◆ **TEXT BLOCK**:
Supermarkets existed well before the 1950s — the first Piggly Wiggly opened in Tennessee way back in 1918 — but for most of the country, the modern grocery store didn’t really arrive until after World War II. With capital scarce during the Great Depression and everything on hold for the war, it wasn’t until the boys came home that economic expansion led to a supermarket frenzy. With growing families buying suburban homes and putting an automobile in every garage, limitless parking and “self-serve” shopping made the supermarket a great fit for the 50’s housewife. In the Greater Boston area, Star Market was still a fledgling franchise, but as it opened its third store in the Chestnut Hill Shopping Center in October 1950, what many would come to know as “Stahh Mahhket” was on its way to being almost as New England as the Red Sox or Boston baked beans.
The concept of “self-service” shopping was still relatively new at the mid-century mark. Most shoppers were more familiar with the corner grocer, where a clerk stood behind a counter ready to grab produce off a high shelf and a butcher chopped up meats as housewives took a number. The supermarket was something different entirely. Ground beef and pork in neat, pre-priced packages were laid out in refrigerated displays. Huge selections of produce — at least for the standards of the time — filled aisle upon aisle, and frozen foods, including popular new TV dinners, stood in tall temperature-controlled freezers. Shoppers were also impressed with the new mechanic conveyor belts which “cut precious moments from checking time,” as the Brookline Citizen wrote in a 1950 article about the new Star.

◆ **WHAT THIS EXERCISE ASKS**:
1) According to the passage on Star Market and the rise of the supermarket, in what month and year did Star Market open its third store in the Chestnut Hill Shopping Center?
2) Extend the passage on Star Market and the postwar supermarket, picking up after its final sentence.

◆ **DATASET EXCERPT**:
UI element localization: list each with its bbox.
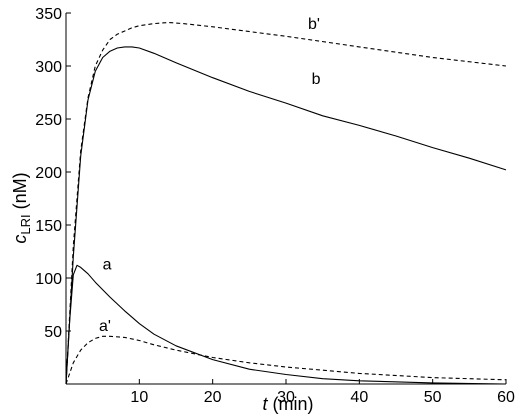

◆ **RESULTS FOR THE EXERCISE**:
1) October 1950

2)
As the Chestnut Hill Star Market prepared for its grand opening, Brookliners were certainly enthusiastic to enter shopping modernity. The local Brookline Chronicle was apparently over the moon. In an article that sounded more like a bad love letter than good newspaper copy, the Chronicle wrote, “The founders of the Chestnut Hill Shopping Center specifically chose the Star Market, knowing it would reflect the tone and quality-mindedness typical of their business concerns. This latest star in that glorious galaxy of renowned retail stores has transformed a bleak landscape into a beautiful and architecturally inspired neighborhood."
Whether or not the new store was “architecturally inspired” may depend on your taste in mid-century design but the new Star could certainly boast of a 1950s aesthetic. It featured a long, low exterior with horizontal windows and an interior that included plenty of fluorescent lighting and a color scheme that was said by the Brookline Citizen to induce "calm leisurely shopping." Truth be told, its combination of "daffodil yellows, valley greens, and warm beiges" sounds more shrill than soothing, but tastes in interior design were definitely less muted in the 1950s.
The new Star featured other modern marvels besides just frozen foods and conveyor check-outs. Shoppers were fascinated, for instance, by the notion that doors no longer needed to be held open. The Chronicle commented, “Every woman will agree that the magic-carpet exit door is a boon. Simply stepping on the carpet opens the door wide allowing her two hands for holding bundles. As her young son slipping through the door would say, ‘Look ma, no hands.’”
Parking was also a key selling point for supermarkets opening in the burgeoning car culture of the 1950s. Today, folks might fight for a space as they maneuver around the Star lot in Chestnut Hill, but in 1950 there were both fewer stores and fewer cars and what seemed like acres of blacktop. For the housewife who could recall the pre-war struggle to carry brown paper bags home on the bus, pushing a shopping cart through automatic doors to a station wagon parked in the lot must have indeed felt like a trip to the future.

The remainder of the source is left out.